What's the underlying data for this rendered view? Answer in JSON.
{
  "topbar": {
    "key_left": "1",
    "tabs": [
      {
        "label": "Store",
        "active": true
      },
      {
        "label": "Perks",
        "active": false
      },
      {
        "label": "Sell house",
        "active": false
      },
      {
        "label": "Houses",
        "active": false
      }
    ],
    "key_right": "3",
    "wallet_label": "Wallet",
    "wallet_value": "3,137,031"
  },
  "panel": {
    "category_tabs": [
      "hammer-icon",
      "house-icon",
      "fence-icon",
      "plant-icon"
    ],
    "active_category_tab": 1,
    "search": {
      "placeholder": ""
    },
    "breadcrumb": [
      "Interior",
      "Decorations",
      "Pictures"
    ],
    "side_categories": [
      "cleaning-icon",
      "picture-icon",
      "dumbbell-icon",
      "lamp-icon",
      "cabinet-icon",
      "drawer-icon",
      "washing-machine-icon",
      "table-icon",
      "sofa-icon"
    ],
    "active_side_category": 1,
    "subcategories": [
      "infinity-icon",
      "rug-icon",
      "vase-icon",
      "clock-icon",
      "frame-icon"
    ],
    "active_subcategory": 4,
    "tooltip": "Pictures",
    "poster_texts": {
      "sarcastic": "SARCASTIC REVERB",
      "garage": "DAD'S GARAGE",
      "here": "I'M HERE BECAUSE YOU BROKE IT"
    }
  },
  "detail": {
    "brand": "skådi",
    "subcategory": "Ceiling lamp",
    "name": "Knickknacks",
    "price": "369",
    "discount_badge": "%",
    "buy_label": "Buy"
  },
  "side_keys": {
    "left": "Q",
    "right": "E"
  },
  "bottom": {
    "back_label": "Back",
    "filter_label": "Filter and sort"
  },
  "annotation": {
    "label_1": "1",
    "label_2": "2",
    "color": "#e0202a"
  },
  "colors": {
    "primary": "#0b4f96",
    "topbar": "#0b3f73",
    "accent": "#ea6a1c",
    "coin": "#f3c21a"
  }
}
===
- [Written request]: Repeat the data exactly. Leave nothing out.

- [Solution to this exercise]:
What's the underlying data for this rendered view? Answer in JSON.
{
  "topbar": {
    "key_left": "1",
    "tabs": [
      {
        "label": "Store",
        "active": true
      },
      {
        "label": "Perks",
        "active": false
      },
      {
        "label": "Sell house",
        "active": false
      },
      {
        "label": "Houses",
        "active": false
      }
    ],
    "key_right": "3",
    "wallet_label": "Wallet",
    "wallet_value": "3,137,031"
  },
  "panel": {
    "category_tabs": [
      "hammer-icon",
      "house-icon",
      "fence-icon",
      "plant-icon"
    ],
    "active_category_tab": 1,
    "search": {
      "placeholder": ""
    },
    "breadcrumb": [
      "Interior",
      "Decorations",
      "Pictures"
    ],
    "side_categories": [
      "cleaning-icon",
      "picture-icon",
      "dumbbell-icon",
      "lamp-icon",
      "cabinet-icon",
      "drawer-icon",
      "washing-machine-icon",
      "table-icon",
      "sofa-icon"
    ],
    "active_side_category": 1,
    "subcategories": [
      "infinity-icon",
      "rug-icon",
      "vase-icon",
      "clock-icon",
      "frame-icon"
    ],
    "active_subcategory": 4,
    "tooltip": "Pictures",
    "poster_texts": {
      "sarcastic": "SARCASTIC REVERB",
      "garage": "DAD'S GARAGE",
      "here": "I'M HERE BECAUSE YOU BROKE IT"
    }
  },
  "detail": {
    "brand": "skådi",
    "subcategory": "Ceiling lamp",
    "name": "Knickknacks",
    "price": "369",
    "discount_badge": "%",
    "buy_label": "Buy"
  },
  "side_keys": {
    "left": "Q",
    "right": "E"
  },
  "bottom": {
    "back_label": "Back",
    "filter_label": "Filter and sort"
  },
  "annotation": {
    "label_1": "1",
    "label_2": "2",
    "color": "#e0202a"
  },
  "colors": {
    "primary": "#0b4f96",
    "topbar": "#0b3f73",
    "accent": "#ea6a1c",
    "coin": "#f3c21a"
  }
}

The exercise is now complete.